§ **Short task**: Only the number is wanted: how many lines contain the word "stars"?

───── Records provided ─────

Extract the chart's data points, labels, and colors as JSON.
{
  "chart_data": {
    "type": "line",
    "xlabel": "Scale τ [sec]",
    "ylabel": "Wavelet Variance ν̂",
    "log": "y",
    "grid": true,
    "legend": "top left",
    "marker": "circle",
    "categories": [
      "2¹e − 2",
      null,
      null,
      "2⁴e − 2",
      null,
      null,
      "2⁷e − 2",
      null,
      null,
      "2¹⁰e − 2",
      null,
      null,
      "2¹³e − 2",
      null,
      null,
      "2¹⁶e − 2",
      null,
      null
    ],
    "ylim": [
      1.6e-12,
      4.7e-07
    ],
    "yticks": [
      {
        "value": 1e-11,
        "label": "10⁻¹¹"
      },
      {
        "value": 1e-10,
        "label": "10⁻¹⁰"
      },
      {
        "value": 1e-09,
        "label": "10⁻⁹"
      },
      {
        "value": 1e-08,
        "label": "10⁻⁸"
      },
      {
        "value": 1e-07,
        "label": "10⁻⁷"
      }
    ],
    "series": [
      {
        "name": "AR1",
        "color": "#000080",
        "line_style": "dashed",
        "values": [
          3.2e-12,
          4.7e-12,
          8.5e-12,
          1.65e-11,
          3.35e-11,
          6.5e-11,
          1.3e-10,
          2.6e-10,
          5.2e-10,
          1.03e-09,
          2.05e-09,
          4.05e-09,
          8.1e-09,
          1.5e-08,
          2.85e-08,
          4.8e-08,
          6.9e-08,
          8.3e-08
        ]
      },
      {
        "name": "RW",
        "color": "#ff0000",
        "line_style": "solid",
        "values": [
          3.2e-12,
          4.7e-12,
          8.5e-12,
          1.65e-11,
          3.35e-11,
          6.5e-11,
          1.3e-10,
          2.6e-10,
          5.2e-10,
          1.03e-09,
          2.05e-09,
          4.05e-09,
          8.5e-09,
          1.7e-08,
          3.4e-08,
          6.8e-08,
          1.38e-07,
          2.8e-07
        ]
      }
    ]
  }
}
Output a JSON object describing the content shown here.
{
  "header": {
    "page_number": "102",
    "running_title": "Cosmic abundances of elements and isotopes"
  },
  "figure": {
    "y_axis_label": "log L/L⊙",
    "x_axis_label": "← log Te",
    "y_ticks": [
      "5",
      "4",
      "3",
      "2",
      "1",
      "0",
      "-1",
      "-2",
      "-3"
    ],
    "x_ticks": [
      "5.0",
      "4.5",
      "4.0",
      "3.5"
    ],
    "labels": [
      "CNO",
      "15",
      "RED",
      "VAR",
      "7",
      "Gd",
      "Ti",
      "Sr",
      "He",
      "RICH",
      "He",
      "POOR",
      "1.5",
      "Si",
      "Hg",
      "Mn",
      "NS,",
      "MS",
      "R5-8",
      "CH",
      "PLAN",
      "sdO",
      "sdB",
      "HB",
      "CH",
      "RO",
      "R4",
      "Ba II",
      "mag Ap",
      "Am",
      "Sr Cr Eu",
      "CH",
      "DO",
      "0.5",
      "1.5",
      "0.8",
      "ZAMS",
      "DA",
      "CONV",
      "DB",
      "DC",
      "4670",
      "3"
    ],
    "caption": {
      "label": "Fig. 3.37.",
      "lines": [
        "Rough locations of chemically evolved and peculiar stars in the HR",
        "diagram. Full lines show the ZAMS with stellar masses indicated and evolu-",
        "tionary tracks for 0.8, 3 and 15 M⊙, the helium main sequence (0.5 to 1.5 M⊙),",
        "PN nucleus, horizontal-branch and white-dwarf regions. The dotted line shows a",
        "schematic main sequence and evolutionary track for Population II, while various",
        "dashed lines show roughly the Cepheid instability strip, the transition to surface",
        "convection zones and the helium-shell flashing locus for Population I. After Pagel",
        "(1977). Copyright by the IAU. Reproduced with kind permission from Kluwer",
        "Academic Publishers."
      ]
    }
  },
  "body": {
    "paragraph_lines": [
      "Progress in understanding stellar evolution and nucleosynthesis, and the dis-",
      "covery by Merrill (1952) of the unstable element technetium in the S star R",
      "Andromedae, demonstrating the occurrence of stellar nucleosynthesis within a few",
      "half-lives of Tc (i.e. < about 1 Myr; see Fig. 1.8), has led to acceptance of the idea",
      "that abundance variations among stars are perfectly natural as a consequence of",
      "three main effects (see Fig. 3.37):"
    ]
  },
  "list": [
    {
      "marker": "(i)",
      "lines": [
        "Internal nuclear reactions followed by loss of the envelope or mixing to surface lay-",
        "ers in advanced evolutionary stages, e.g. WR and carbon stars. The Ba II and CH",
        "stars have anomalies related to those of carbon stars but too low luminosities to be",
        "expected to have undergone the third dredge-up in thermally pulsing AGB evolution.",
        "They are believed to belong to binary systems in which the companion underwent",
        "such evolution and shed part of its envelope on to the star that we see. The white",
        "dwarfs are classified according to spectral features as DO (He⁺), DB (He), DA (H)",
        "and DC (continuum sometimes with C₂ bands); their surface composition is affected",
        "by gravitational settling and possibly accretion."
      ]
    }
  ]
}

─────

§ **Result for this task**: 4